[Data entries]
################

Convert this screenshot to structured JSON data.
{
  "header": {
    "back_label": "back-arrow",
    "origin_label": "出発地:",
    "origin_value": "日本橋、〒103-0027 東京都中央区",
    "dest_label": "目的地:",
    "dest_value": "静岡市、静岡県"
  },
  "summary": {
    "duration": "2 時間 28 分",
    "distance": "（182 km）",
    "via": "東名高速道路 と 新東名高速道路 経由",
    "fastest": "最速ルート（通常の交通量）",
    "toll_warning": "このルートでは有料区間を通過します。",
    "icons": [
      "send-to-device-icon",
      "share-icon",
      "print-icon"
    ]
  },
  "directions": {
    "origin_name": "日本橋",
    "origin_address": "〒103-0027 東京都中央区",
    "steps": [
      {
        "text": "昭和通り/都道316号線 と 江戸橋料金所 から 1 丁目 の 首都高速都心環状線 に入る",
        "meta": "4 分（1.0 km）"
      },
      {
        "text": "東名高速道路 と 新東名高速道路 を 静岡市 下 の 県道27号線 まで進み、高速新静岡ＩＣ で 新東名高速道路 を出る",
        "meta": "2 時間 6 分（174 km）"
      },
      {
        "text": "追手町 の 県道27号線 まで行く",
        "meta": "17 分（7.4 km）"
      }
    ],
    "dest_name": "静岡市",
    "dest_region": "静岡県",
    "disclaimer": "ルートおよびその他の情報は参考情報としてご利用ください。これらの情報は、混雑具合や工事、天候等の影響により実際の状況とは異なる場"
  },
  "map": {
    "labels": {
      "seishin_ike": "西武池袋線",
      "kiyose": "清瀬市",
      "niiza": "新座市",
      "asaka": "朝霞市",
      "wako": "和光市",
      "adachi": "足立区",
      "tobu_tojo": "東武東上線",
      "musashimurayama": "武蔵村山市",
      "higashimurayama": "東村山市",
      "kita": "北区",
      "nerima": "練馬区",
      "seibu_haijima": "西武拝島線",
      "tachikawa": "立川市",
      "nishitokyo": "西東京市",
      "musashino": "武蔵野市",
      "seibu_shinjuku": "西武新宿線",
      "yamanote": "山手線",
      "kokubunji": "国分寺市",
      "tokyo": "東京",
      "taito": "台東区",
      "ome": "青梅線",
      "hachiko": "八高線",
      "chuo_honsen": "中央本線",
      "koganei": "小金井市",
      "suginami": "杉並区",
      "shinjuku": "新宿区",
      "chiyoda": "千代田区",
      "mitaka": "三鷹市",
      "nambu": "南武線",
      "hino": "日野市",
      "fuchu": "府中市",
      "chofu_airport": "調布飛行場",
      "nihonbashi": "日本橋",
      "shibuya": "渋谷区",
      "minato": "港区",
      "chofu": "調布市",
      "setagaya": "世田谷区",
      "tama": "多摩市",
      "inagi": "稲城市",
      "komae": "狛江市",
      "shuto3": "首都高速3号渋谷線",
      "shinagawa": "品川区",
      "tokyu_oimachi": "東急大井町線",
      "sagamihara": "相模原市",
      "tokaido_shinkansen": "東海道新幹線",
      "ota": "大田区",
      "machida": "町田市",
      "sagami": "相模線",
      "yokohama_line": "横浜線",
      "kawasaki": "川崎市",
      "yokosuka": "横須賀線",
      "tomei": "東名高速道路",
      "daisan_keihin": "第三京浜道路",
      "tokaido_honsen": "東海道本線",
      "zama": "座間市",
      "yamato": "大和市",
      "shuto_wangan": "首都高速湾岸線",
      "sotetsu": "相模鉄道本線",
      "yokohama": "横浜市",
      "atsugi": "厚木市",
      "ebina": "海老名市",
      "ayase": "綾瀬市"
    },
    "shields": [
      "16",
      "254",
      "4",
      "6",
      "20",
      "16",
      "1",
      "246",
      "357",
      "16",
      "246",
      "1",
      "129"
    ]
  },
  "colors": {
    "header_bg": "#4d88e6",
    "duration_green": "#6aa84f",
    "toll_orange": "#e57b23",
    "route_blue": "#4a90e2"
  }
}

################

=== EXERCISE ===
Write out the whole listing again. Match it word for word.

=== ANSWER TO THE EXERCISE ===
Convert this screenshot to structured JSON data.
{
  "header": {
    "back_label": "back-arrow",
    "origin_label": "出発地:",
    "origin_value": "日本橋、〒103-0027 東京都中央区",
    "dest_label": "目的地:",
    "dest_value": "静岡市、静岡県"
  },
  "summary": {
    "duration": "2 時間 28 分",
    "distance": "（182 km）",
    "via": "東名高速道路 と 新東名高速道路 経由",
    "fastest": "最速ルート（通常の交通量）",
    "toll_warning": "このルートでは有料区間を通過します。",
    "icons": [
      "send-to-device-icon",
      "share-icon",
      "print-icon"
    ]
  },
  "directions": {
    "origin_name": "日本橋",
    "origin_address": "〒103-0027 東京都中央区",
    "steps": [
      {
        "text": "昭和通り/都道316号線 と 江戸橋料金所 から 1 丁目 の 首都高速都心環状線 に入る",
        "meta": "4 分（1.0 km）"
      },
      {
        "text": "東名高速道路 と 新東名高速道路 を 静岡市 下 の 県道27号線 まで進み、高速新静岡ＩＣ で 新東名高速道路 を出る",
        "meta": "2 時間 6 分（174 km）"
      },
      {
        "text": "追手町 の 県道27号線 まで行く",
        "meta": "17 分（7.4 km）"
      }
    ],
    "dest_name": "静岡市",
    "dest_region": "静岡県",
    "disclaimer": "ルートおよびその他の情報は参考情報としてご利用ください。これらの情報は、混雑具合や工事、天候等の影響により実際の状況とは異なる場"
  },
  "map": {
    "labels": {
      "seishin_ike": "西武池袋線",
      "kiyose": "清瀬市",
      "niiza": "新座市",
      "asaka": "朝霞市",
      "wako": "和光市",
      "adachi": "足立区",
      "tobu_tojo": "東武東上線",
      "musashimurayama": "武蔵村山市",
      "higashimurayama": "東村山市",
      "kita": "北区",
      "nerima": "練馬区",
      "seibu_haijima": "西武拝島線",
      "tachikawa": "立川市",
      "nishitokyo": "西東京市",
      "musashino": "武蔵野市",
      "seibu_shinjuku": "西武新宿線",
      "yamanote": "山手線",
      "kokubunji": "国分寺市",
      "tokyo": "東京",
      "taito": "台東区",
      "ome": "青梅線",
      "hachiko": "八高線",
      "chuo_honsen": "中央本線",
      "koganei": "小金井市",
      "suginami": "杉並区",
      "shinjuku": "新宿区",
      "chiyoda": "千代田区",
      "mitaka": "三鷹市",
      "nambu": "南武線",
      "hino": "日野市",
      "fuchu": "府中市",
      "chofu_airport": "調布飛行場",
      "nihonbashi": "日本橋",
      "shibuya": "渋谷区",
      "minato": "港区",
      "chofu": "調布市",
      "setagaya": "世田谷区",
      "tama": "多摩市",
      "inagi": "稲城市",
      "komae": "狛江市",
      "shuto3": "首都高速3号渋谷線",
      "shinagawa": "品川区",
      "tokyu_oimachi": "東急大井町線",
      "sagamihara": "相模原市",
      "tokaido_shinkansen": "東海道新幹線",
      "ota": "大田区",
      "machida": "町田市",
      "sagami": "相模線",
      "yokohama_line": "横浜線",
      "kawasaki": "川崎市",
      "yokosuka": "横須賀線",
      "tomei": "東名高速道路",
      "daisan_keihin": "第三京浜道路",
      "tokaido_honsen": "東海道本線",
      "zama": "座間市",
      "yamato": "大和市",
      "shuto_wangan": "首都高速湾岸線",
      "sotetsu": "相模鉄道本線",
      "yokohama": "横浜市",
      "atsugi": "厚木市",
      "ebina": "海老名市",
      "ayase": "綾瀬市"
    },
    "shields": [
      "16",
      "254",
      "4",
      "6",
      "20",
      "16",
      "1",
      "246",
      "357",
      "16",
      "246",
      "1",
      "129"
    ]
  },
  "colors": {
    "header_bg": "#4d88e6",
    "duration_green": "#6aa84f",
    "toll_orange": "#e57b23",
    "route_blue": "#4a90e2"
  }
}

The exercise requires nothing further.